_Stored data:_
>>>

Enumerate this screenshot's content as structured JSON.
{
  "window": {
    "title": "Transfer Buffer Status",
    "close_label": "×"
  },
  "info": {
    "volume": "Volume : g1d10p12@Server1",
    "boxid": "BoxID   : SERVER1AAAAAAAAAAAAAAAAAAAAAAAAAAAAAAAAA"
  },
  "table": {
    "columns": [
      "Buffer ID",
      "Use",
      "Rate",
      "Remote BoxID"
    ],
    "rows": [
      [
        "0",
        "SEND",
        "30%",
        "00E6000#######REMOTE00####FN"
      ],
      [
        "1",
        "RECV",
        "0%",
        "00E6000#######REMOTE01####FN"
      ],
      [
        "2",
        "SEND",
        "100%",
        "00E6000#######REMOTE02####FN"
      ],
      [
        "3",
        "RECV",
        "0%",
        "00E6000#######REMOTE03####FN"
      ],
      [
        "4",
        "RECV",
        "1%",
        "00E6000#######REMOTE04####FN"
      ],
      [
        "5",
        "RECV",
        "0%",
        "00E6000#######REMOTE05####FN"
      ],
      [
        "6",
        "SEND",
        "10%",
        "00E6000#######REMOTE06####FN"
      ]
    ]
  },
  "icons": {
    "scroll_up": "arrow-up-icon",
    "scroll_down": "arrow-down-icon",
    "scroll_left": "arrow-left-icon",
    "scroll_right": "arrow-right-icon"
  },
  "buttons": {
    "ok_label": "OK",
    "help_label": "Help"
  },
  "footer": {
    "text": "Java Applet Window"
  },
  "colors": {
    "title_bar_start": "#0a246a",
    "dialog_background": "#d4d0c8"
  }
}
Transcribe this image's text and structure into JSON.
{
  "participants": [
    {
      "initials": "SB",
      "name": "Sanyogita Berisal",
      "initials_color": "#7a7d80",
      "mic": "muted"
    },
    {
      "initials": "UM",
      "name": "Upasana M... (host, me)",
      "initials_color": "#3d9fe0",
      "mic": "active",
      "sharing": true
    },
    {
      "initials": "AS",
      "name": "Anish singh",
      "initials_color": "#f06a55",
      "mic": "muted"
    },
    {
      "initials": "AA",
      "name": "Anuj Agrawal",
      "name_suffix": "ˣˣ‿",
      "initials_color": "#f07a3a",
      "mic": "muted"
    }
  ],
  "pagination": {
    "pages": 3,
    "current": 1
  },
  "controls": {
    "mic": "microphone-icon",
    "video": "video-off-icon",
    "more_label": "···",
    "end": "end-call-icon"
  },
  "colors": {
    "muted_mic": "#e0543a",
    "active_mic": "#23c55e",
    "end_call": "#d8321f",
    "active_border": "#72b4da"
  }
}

<<<

Copy out each line above, character for character.

Enumerate this screenshot's content as structured JSON.
{
  "window": {
    "title": "Transfer Buffer Status",
    "close_label": "×"
  },
  "info": {
    "volume": "Volume : g1d10p12@Server1",
    "boxid": "BoxID   : SERVER1AAAAAAAAAAAAAAAAAAAAAAAAAAAAAAAAA"
  },
  "table": {
    "columns": [
      "Buffer ID",
      "Use",
      "Rate",
      "Remote BoxID"
    ],
    "rows": [
      [
        "0",
        "SEND",
        "30%",
        "00E6000#######REMOTE00####FN"
      ],
      [
        "1",
        "RECV",
        "0%",
        "00E6000#######REMOTE01####FN"
      ],
      [
        "2",
        "SEND",
        "100%",
        "00E6000#######REMOTE02####FN"
      ],
      [
        "3",
        "RECV",
        "0%",
        "00E6000#######REMOTE03####FN"
      ],
      [
        "4",
        "RECV",
        "1%",
        "00E6000#######REMOTE04####FN"
      ],
      [
        "5",
        "RECV",
        "0%",
        "00E6000#######REMOTE05####FN"
      ],
      [
        "6",
        "SEND",
        "10%",
        "00E6000#######REMOTE06####FN"
      ]
    ]
  },
  "icons": {
    "scroll_up": "arrow-up-icon",
    "scroll_down": "arrow-down-icon",
    "scroll_left": "arrow-left-icon",
    "scroll_right": "arrow-right-icon"
  },
  "buttons": {
    "ok_label": "OK",
    "help_label": "Help"
  },
  "footer": {
    "text": "Java Applet Window"
  },
  "colors": {
    "title_bar_start": "#0a246a",
    "dialog_background": "#d4d0c8"
  }
}
Transcribe this image's text and structure into JSON.
{
  "participants": [
    {
      "initials": "SB",
      "name": "Sanyogita Berisal",
      "initials_color": "#7a7d80",
      "mic": "muted"
    },
    {
      "initials": "UM",
      "name": "Upasana M... (host, me)",
      "initials_color": "#3d9fe0",
      "mic": "active",
      "sharing": true
    },
    {
      "initials": "AS",
      "name": "Anish singh",
      "initials_color": "#f06a55",
      "mic": "muted"
    },
    {
      "initials": "AA",
      "name": "Anuj Agrawal",
      "name_suffix": "ˣˣ‿",
      "initials_color": "#f07a3a",
      "mic": "muted"
    }
  ],
  "pagination": {
    "pages": 3,
    "current": 1
  },
  "controls": {
    "mic": "microphone-icon",
    "video": "video-off-icon",
    "more_label": "···",
    "end": "end-call-icon"
  },
  "colors": {
    "muted_mic": "#e0543a",
    "active_mic": "#23c55e",
    "end_call": "#d8321f",
    "active_border": "#72b4da"
  }
}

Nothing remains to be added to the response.